(Dataset records)
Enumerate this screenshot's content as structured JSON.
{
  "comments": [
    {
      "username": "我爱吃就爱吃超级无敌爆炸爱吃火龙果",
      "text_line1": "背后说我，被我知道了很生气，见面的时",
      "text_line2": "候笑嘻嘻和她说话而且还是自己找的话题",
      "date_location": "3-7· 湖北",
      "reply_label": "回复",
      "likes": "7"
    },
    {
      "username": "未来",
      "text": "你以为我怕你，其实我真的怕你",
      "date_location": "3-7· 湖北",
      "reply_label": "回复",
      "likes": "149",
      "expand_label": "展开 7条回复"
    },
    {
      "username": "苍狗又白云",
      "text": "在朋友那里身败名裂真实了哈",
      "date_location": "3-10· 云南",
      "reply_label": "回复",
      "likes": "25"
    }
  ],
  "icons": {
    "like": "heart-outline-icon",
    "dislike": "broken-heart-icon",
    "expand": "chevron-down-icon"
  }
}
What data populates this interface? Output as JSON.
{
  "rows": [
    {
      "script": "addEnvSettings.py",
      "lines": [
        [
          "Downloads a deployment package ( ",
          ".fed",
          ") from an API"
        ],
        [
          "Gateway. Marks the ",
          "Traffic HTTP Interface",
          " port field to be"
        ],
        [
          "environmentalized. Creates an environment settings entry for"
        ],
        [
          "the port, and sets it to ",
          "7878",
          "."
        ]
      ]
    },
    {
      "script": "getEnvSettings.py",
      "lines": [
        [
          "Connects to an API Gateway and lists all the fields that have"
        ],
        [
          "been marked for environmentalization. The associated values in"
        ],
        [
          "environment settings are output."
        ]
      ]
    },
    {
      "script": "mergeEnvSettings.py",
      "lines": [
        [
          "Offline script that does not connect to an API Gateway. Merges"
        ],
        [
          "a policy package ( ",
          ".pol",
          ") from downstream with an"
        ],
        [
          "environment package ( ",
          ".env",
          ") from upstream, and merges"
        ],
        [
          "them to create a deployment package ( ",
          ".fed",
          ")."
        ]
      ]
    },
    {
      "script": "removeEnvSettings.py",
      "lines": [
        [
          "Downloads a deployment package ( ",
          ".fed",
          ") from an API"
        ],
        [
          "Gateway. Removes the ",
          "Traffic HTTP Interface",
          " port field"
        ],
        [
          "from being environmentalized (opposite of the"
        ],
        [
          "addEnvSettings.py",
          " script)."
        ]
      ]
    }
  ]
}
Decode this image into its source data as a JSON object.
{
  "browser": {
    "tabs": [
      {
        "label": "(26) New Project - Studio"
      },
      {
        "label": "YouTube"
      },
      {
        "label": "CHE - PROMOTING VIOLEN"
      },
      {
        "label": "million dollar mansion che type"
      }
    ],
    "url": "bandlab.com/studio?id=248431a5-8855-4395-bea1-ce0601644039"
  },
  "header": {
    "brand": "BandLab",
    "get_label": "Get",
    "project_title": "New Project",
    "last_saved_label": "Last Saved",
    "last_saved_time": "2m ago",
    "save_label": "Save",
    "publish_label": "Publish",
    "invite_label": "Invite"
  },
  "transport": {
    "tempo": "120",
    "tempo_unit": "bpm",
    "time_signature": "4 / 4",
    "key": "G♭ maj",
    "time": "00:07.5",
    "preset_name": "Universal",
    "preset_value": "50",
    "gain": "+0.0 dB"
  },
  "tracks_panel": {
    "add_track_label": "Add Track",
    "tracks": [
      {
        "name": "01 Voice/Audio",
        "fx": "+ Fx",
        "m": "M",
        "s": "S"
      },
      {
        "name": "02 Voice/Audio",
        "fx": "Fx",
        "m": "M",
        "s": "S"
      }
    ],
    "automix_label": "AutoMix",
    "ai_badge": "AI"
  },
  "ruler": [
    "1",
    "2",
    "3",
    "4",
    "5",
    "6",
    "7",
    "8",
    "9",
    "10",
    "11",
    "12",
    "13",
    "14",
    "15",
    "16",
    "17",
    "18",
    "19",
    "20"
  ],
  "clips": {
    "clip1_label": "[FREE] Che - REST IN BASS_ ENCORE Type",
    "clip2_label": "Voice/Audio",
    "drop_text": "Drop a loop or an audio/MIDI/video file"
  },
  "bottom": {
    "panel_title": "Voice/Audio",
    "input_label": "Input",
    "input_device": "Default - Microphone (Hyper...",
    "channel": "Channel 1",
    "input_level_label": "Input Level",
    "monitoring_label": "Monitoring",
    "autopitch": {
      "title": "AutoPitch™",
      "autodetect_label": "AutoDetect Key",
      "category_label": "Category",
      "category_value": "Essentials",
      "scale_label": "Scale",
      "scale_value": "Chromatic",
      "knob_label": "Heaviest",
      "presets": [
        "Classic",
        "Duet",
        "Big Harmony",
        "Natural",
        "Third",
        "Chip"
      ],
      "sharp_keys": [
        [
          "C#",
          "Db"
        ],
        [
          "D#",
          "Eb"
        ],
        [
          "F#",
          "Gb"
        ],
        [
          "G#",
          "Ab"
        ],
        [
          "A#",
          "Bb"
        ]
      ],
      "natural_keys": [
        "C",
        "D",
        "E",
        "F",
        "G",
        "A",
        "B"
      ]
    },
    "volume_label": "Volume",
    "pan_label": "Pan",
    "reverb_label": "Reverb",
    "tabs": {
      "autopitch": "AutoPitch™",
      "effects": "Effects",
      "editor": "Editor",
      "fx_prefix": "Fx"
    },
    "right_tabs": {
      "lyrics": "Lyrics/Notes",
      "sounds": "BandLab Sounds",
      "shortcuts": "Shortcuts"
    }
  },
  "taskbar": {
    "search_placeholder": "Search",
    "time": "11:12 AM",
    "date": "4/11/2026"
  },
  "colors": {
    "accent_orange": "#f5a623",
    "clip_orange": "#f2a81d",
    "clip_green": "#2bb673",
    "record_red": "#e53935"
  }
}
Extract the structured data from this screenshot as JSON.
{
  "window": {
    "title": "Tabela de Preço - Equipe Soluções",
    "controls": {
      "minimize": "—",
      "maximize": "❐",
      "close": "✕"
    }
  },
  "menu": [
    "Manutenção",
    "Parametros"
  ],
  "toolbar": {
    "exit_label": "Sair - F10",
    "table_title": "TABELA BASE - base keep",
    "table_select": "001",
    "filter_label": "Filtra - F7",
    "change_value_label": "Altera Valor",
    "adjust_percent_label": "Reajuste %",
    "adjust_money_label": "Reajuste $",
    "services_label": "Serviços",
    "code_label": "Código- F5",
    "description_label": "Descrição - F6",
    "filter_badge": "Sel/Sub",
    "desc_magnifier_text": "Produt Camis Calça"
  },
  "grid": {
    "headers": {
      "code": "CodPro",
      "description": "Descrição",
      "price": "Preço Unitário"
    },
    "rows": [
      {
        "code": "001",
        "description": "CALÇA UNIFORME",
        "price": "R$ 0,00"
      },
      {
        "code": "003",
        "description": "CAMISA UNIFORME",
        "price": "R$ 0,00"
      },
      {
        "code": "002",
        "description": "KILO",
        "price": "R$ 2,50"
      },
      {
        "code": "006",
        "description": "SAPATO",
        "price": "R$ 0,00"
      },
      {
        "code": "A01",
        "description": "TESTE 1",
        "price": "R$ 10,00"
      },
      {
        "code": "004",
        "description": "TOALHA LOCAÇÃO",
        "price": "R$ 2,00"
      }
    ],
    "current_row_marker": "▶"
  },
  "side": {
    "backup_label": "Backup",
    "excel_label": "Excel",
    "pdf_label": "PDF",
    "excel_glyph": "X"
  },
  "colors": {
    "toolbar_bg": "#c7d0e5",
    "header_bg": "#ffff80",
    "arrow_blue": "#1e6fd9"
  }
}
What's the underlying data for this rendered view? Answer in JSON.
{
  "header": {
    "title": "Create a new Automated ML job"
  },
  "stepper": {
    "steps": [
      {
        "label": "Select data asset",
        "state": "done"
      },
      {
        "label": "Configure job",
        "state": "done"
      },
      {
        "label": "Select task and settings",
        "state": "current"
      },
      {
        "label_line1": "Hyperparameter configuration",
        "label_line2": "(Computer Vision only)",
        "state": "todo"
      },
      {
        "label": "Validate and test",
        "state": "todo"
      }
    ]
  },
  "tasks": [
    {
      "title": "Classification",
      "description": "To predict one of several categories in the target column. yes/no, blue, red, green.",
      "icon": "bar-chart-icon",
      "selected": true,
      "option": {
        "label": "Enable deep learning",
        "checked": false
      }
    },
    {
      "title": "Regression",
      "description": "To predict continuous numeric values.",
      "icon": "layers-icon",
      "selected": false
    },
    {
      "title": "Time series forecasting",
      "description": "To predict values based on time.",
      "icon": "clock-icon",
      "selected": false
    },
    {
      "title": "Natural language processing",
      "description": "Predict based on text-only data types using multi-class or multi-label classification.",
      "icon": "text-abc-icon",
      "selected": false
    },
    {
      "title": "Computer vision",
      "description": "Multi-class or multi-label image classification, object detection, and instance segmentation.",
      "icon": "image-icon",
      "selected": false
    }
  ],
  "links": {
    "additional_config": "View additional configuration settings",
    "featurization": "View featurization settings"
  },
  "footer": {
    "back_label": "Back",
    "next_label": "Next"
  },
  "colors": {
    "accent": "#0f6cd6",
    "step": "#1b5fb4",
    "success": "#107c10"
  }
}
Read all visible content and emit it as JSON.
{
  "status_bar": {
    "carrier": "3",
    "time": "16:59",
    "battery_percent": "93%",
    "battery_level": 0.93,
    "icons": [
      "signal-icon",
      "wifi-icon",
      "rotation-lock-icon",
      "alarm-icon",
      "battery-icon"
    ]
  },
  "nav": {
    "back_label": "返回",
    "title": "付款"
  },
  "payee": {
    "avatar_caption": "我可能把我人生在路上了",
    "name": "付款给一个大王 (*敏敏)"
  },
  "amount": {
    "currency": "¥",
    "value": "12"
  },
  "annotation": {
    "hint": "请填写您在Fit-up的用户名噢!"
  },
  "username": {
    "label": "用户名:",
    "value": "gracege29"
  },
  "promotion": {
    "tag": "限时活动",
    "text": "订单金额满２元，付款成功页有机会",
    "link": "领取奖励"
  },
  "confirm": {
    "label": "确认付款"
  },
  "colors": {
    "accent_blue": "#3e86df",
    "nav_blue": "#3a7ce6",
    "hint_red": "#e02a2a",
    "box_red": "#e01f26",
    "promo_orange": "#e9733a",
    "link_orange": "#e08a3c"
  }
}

Exercise description: Copy exactly the lines from the one containing "Read all visible content and emit it as JSON." through the last line of the records, both included, and nothing else.

Response to this task:
Read all visible content and emit it as JSON.
{
  "status_bar": {
    "carrier": "3",
    "time": "16:59",
    "battery_percent": "93%",
    "battery_level": 0.93,
    "icons": [
      "signal-icon",
      "wifi-icon",
      "rotation-lock-icon",
      "alarm-icon",
      "battery-icon"
    ]
  },
  "nav": {
    "back_label": "返回",
    "title": "付款"
  },
  "payee": {
    "avatar_caption": "我可能把我人生在路上了",
    "name": "付款给一个大王 (*敏敏)"
  },
  "amount": {
    "currency": "¥",
    "value": "12"
  },
  "annotation": {
    "hint": "请填写您在Fit-up的用户名噢!"
  },
  "username": {
    "label": "用户名:",
    "value": "gracege29"
  },
  "promotion": {
    "tag": "限时活动",
    "text": "订单金额满２元，付款成功页有机会",
    "link": "领取奖励"
  },
  "confirm": {
    "label": "确认付款"
  },
  "colors": {
    "accent_blue": "#3e86df",
    "nav_blue": "#3a7ce6",
    "hint_red": "#e02a2a",
    "box_red": "#e01f26",
    "promo_orange": "#e9733a",
    "link_orange": "#e08a3c"
  }
}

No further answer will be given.